** Problem statement **
Word for word, set down the records and skip each picture.

** Listed records **
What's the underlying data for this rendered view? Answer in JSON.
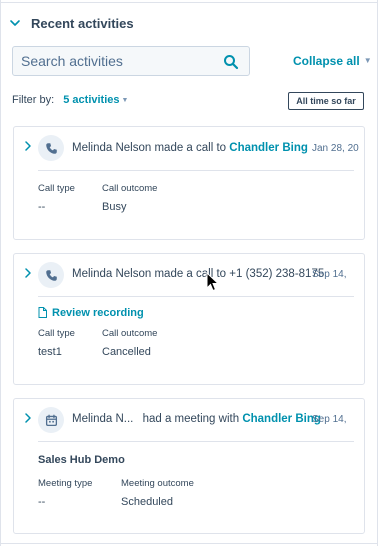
{
  "section": {
    "title": "Recent activities"
  },
  "search": {
    "placeholder": "Search activities"
  },
  "collapse_all": "Collapse all",
  "filter": {
    "label": "Filter by:",
    "activities_link": "5 activities",
    "time_button": "All time so far"
  },
  "activities": [
    {
      "type_icon": "phone-icon",
      "actor": "Melinda Nelson",
      "action": "made a call to",
      "target": "Chandler Bing",
      "date": "Jan 28, 20",
      "fields": [
        {
          "label": "Call type",
          "value": "--"
        },
        {
          "label": "Call outcome",
          "value": "Busy"
        }
      ]
    },
    {
      "type_icon": "phone-icon",
      "actor": "Melinda Nelson",
      "action": "made a call to",
      "target": "+1 (352) 238-8175",
      "date": "Sep 14,",
      "recording_link": "Review recording",
      "fields": [
        {
          "label": "Call type",
          "value": "test1"
        },
        {
          "label": "Call outcome",
          "value": "Cancelled"
        }
      ]
    },
    {
      "type_icon": "calendar-icon",
      "actor": "Melinda N...",
      "action": "had a meeting with",
      "target": "Chandler Bing",
      "date": "Sep 14,",
      "meeting_title": "Sales Hub Demo",
      "fields": [
        {
          "label": "Meeting type",
          "value": "--"
        },
        {
          "label": "Meeting outcome",
          "value": "Scheduled"
        }
      ]
    }
  ],
  "colors": {
    "link": "#0091ae",
    "text": "#33475b",
    "border": "#dfe3eb"
  }
}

** Solution **
What's the underlying data for this rendered view? Answer in JSON.
{
  "section": {
    "title": "Recent activities"
  },
  "search": {
    "placeholder": "Search activities"
  },
  "collapse_all": "Collapse all",
  "filter": {
    "label": "Filter by:",
    "activities_link": "5 activities",
    "time_button": "All time so far"
  },
  "activities": [
    {
      "type_icon": "phone-icon",
      "actor": "Melinda Nelson",
      "action": "made a call to",
      "target": "Chandler Bing",
      "date": "Jan 28, 20",
      "fields": [
        {
          "label": "Call type",
          "value": "--"
        },
        {
          "label": "Call outcome",
          "value": "Busy"
        }
      ]
    },
    {
      "type_icon": "phone-icon",
      "actor": "Melinda Nelson",
      "action": "made a call to",
      "target": "+1 (352) 238-8175",
      "date": "Sep 14,",
      "recording_link": "Review recording",
      "fields": [
        {
          "label": "Call type",
          "value": "test1"
        },
        {
          "label": "Call outcome",
          "value": "Cancelled"
        }
      ]
    },
    {
      "type_icon": "calendar-icon",
      "actor": "Melinda N...",
      "action": "had a meeting with",
      "target": "Chandler Bing",
      "date": "Sep 14,",
      "meeting_title": "Sales Hub Demo",
      "fields": [
        {
          "label": "Meeting type",
          "value": "--"
        },
        {
          "label": "Meeting outcome",
          "value": "Scheduled"
        }
      ]
    }
  ],
  "colors": {
    "link": "#0091ae",
    "text": "#33475b",
    "border": "#dfe3eb"
  }
}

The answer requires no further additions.